- What to produce
Reproduce every line of the listing below without any changes, leaving out the pictures.

--- begin ---

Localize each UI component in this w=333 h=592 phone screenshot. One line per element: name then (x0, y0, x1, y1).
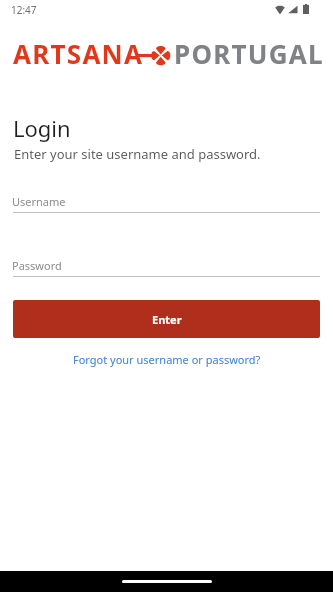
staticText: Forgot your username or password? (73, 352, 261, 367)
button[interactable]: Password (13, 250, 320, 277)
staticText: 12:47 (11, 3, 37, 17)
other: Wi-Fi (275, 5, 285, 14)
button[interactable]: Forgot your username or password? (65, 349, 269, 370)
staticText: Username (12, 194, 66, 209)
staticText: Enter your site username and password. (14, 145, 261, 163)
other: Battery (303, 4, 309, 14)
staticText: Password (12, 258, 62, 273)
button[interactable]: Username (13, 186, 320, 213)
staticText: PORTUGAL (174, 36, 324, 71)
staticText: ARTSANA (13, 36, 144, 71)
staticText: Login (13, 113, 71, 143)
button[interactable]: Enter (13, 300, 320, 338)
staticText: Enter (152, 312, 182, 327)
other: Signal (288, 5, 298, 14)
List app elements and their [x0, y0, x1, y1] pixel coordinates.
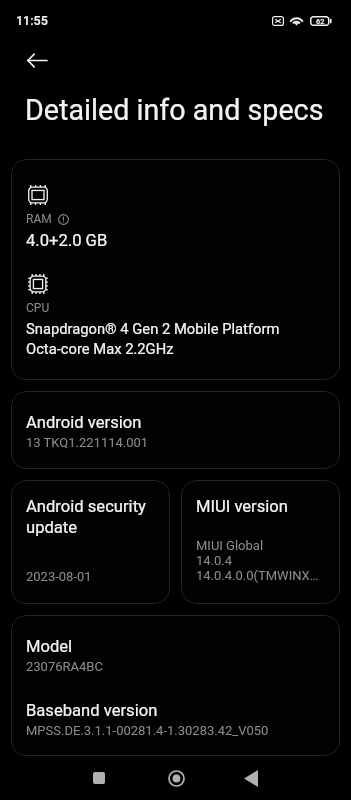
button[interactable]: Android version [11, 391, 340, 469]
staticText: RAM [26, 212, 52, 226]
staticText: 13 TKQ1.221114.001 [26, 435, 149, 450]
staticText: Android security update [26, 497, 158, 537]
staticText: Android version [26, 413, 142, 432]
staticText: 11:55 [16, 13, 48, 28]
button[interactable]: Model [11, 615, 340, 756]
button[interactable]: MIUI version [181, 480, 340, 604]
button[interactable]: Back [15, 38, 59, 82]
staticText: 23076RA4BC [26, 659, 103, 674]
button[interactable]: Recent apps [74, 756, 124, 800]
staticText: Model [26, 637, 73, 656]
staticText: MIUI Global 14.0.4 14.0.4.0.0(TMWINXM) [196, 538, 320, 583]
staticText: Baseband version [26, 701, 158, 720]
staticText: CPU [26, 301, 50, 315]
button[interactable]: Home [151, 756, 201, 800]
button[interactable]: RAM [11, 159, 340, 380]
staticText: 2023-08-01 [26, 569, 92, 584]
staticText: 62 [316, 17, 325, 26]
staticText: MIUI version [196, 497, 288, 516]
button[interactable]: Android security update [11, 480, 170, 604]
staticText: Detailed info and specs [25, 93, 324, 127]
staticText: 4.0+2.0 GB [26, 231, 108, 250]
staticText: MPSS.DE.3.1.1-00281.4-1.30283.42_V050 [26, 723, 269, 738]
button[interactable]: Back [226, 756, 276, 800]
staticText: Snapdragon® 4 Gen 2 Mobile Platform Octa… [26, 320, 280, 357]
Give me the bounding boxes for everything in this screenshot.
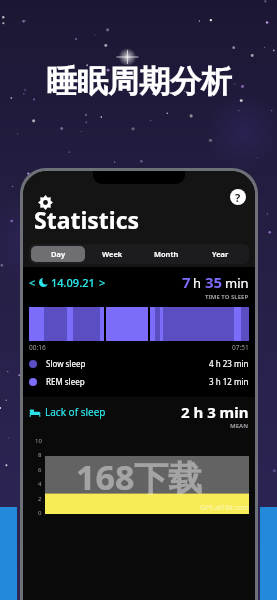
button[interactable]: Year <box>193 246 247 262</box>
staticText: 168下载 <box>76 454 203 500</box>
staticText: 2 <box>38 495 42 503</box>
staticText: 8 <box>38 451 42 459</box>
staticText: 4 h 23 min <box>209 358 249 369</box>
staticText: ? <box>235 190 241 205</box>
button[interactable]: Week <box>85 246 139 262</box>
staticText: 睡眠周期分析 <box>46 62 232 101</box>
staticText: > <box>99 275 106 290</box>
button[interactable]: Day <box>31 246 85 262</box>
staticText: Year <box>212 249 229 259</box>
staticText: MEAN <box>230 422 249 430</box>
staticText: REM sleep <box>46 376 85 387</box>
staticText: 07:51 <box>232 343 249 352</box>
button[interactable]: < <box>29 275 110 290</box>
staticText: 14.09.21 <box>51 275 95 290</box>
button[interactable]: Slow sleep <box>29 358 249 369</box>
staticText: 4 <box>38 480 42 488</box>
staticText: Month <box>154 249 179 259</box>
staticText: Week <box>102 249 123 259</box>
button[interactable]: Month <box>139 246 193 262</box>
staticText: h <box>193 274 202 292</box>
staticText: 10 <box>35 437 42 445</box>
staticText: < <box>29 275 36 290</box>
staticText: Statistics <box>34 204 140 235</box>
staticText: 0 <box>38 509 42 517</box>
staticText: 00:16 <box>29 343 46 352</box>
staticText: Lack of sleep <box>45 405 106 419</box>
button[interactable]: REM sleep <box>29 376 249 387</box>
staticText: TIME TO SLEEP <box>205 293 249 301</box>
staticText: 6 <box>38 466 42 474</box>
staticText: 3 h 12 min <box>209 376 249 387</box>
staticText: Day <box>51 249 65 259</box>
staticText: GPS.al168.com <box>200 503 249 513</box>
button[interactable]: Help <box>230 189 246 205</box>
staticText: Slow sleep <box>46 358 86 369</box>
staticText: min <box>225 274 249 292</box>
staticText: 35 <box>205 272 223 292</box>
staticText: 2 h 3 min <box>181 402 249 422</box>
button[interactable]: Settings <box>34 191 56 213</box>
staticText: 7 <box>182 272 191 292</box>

--- end ---

- Response to the task
Localize each UI component in this w=333 h=592 phone screenshot. One line per element: name then (x0, y0, x1, y1).
staticText: Forgot your username or password? (73, 352, 261, 367)
button[interactable]: Password (13, 250, 320, 277)
staticText: 12:47 (11, 3, 37, 17)
other: Wi-Fi (275, 5, 285, 14)
button[interactable]: Forgot your username or password? (65, 349, 269, 370)
staticText: Username (12, 194, 66, 209)
staticText: Enter your site username and password. (14, 145, 261, 163)
other: Battery (303, 4, 309, 14)
staticText: Password (12, 258, 62, 273)
button[interactable]: Username (13, 186, 320, 213)
staticText: PORTUGAL (174, 36, 324, 71)
staticText: ARTSANA (13, 36, 144, 71)
staticText: Login (13, 113, 71, 143)
button[interactable]: Enter (13, 300, 320, 338)
staticText: Enter (152, 312, 182, 327)
other: Signal (288, 5, 298, 14)
List app elements and their [x0, y0, x1, y1] pixel coordinates.
button[interactable]: Android version [11, 391, 340, 469]
staticText: RAM [26, 212, 52, 226]
staticText: 13 TKQ1.221114.001 [26, 435, 149, 450]
staticText: Android security update [26, 497, 158, 537]
staticText: Android version [26, 413, 142, 432]
staticText: 11:55 [16, 13, 48, 28]
button[interactable]: Model [11, 615, 340, 756]
button[interactable]: MIUI version [181, 480, 340, 604]
button[interactable]: Back [15, 38, 59, 82]
staticText: 23076RA4BC [26, 659, 103, 674]
button[interactable]: Recent apps [74, 756, 124, 800]
staticText: Model [26, 637, 73, 656]
staticText: MIUI Global 14.0.4 14.0.4.0.0(TMWINXM) [196, 538, 320, 583]
staticText: Baseband version [26, 701, 158, 720]
staticText: CPU [26, 301, 50, 315]
button[interactable]: Home [151, 756, 201, 800]
button[interactable]: RAM [11, 159, 340, 380]
staticText: 2023-08-01 [26, 569, 92, 584]
staticText: 62 [316, 17, 325, 26]
staticText: MIUI version [196, 497, 288, 516]
button[interactable]: Android security update [11, 480, 170, 604]
staticText: Detailed info and specs [25, 93, 324, 127]
staticText: 4.0+2.0 GB [26, 231, 108, 250]
staticText: MPSS.DE.3.1.1-00281.4-1.30283.42_V050 [26, 723, 269, 738]
button[interactable]: Back [226, 756, 276, 800]
staticText: Snapdragon® 4 Gen 2 Mobile Platform Octa… [26, 320, 280, 357]
Give me the bounding boxes for everything in this screenshot.
button[interactable]: Year <box>193 246 247 262</box>
staticText: 168下载 <box>76 454 203 500</box>
staticText: 2 <box>38 495 42 503</box>
staticText: 8 <box>38 451 42 459</box>
staticText: 4 h 23 min <box>209 358 249 369</box>
staticText: ? <box>235 190 241 205</box>
button[interactable]: Week <box>85 246 139 262</box>
staticText: 睡眠周期分析 <box>46 62 232 101</box>
staticText: > <box>99 275 106 290</box>
button[interactable]: Day <box>31 246 85 262</box>
staticText: Year <box>212 249 229 259</box>
staticText: MEAN <box>230 422 249 430</box>
staticText: REM sleep <box>46 376 85 387</box>
staticText: 07:51 <box>232 343 249 352</box>
button[interactable]: < <box>29 275 110 290</box>
staticText: 14.09.21 <box>51 275 95 290</box>
button[interactable]: Slow sleep <box>29 358 249 369</box>
staticText: 4 <box>38 480 42 488</box>
staticText: Month <box>154 249 179 259</box>
staticText: Week <box>102 249 123 259</box>
button[interactable]: Month <box>139 246 193 262</box>
staticText: h <box>193 274 202 292</box>
staticText: 10 <box>35 437 42 445</box>
staticText: < <box>29 275 36 290</box>
staticText: Statistics <box>34 204 140 235</box>
staticText: 0 <box>38 509 42 517</box>
staticText: 00:16 <box>29 343 46 352</box>
staticText: Lack of sleep <box>45 405 106 419</box>
button[interactable]: REM sleep <box>29 376 249 387</box>
staticText: TIME TO SLEEP <box>205 293 249 301</box>
staticText: 6 <box>38 466 42 474</box>
staticText: 3 h 12 min <box>209 376 249 387</box>
staticText: Day <box>51 249 65 259</box>
staticText: GPS.al168.com <box>200 503 249 513</box>
button[interactable]: Help <box>230 189 246 205</box>
staticText: Slow sleep <box>46 358 86 369</box>
staticText: min <box>225 274 249 292</box>
staticText: 35 <box>205 272 223 292</box>
staticText: 2 h 3 min <box>181 402 249 422</box>
button[interactable]: Settings <box>34 191 56 213</box>
staticText: 7 <box>182 272 191 292</box>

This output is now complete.